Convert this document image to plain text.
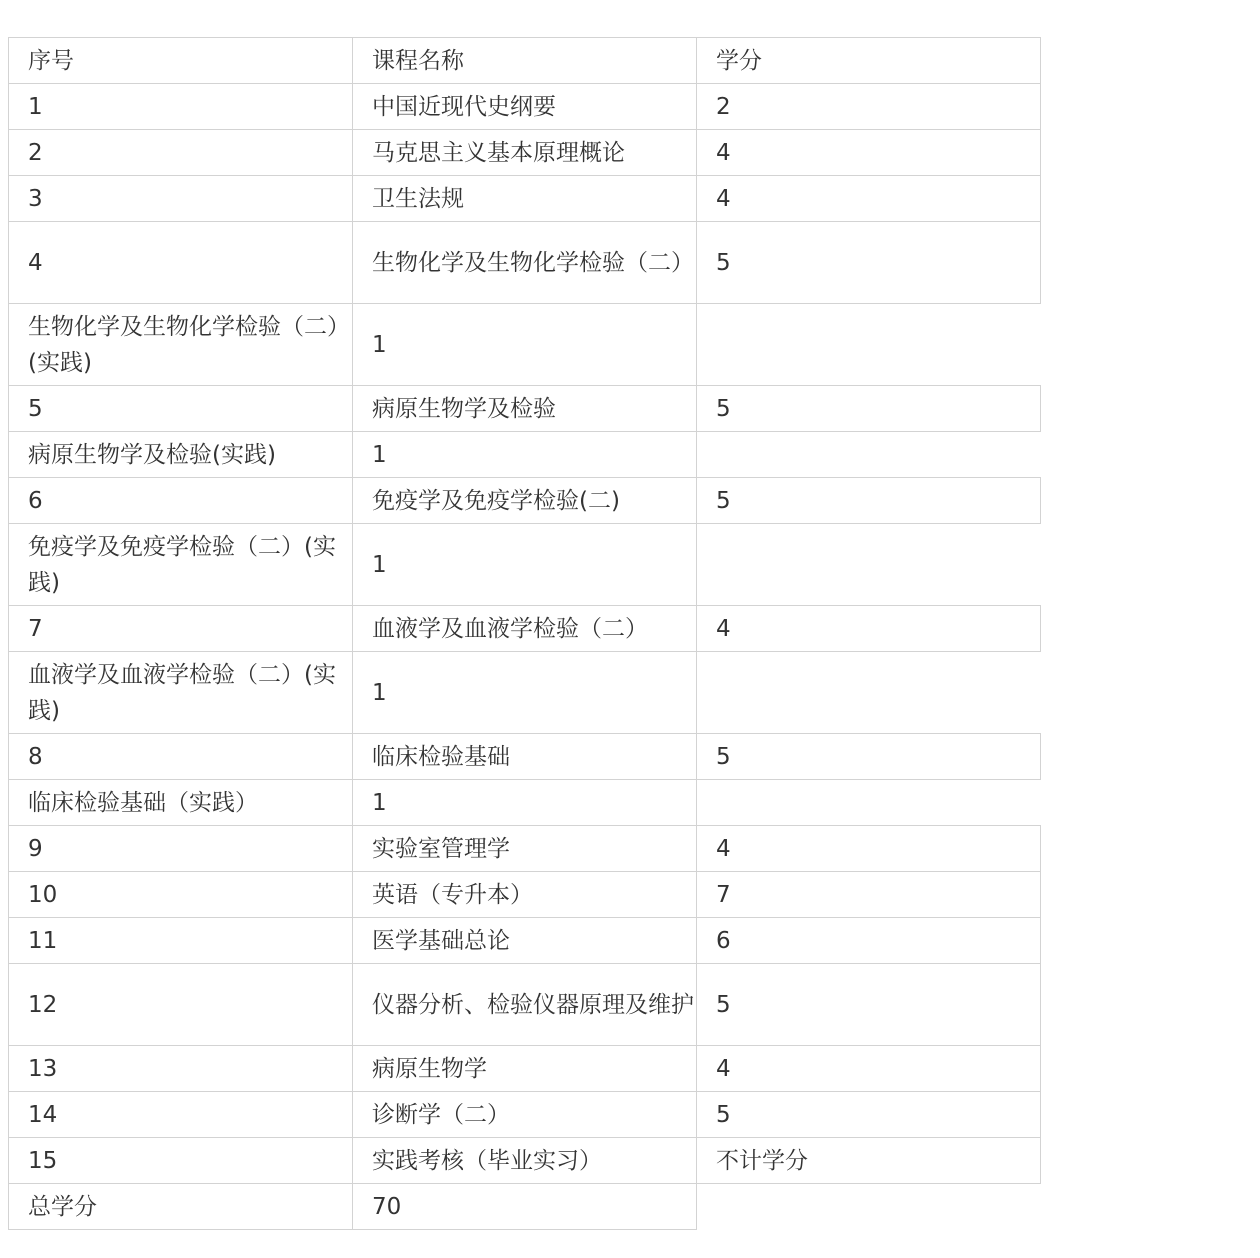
序号	课程名称	学分
1	中国近现代史纲要	2
2	马克思主义基本原理概论	4
3	卫生法规	4
4	生物化学及生物化学检验（二）	5
生物化学及生物化学检验（二）(实践)	1	
5	病原生物学及检验	5
病原生物学及检验(实践)	1	
6	免疫学及免疫学检验(二)	5
免疫学及免疫学检验（二）(实践)	1	
7	血液学及血液学检验（二）	4
血液学及血液学检验（二）(实践)	1	
8	临床检验基础	5
临床检验基础（实践）	1	
9	实验室管理学	4
10	英语（专升本）	7
11	医学基础总论	6
12	仪器分析、检验仪器原理及维护	5
13	病原生物学	4
14	诊断学（二）	5
15	实践考核（毕业实习）	不计学分
总学分	70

________

[PROBLEM TO SOLVE]
Transcribe every line in the entries above, taking out only the images.

[EXERCISE RESPONSE]
Convert this document image to plain text.
序号	课程名称	学分
1	中国近现代史纲要	2
2	马克思主义基本原理概论	4
3	卫生法规	4
4	生物化学及生物化学检验（二）	5
生物化学及生物化学检验（二）(实践)	1	
5	病原生物学及检验	5
病原生物学及检验(实践)	1	
6	免疫学及免疫学检验(二)	5
免疫学及免疫学检验（二）(实践)	1	
7	血液学及血液学检验（二）	4
血液学及血液学检验（二）(实践)	1	
8	临床检验基础	5
临床检验基础（实践）	1	
9	实验室管理学	4
10	英语（专升本）	7
11	医学基础总论	6
12	仪器分析、检验仪器原理及维护	5
13	病原生物学	4
14	诊断学（二）	5
15	实践考核（毕业实习）	不计学分
总学分	70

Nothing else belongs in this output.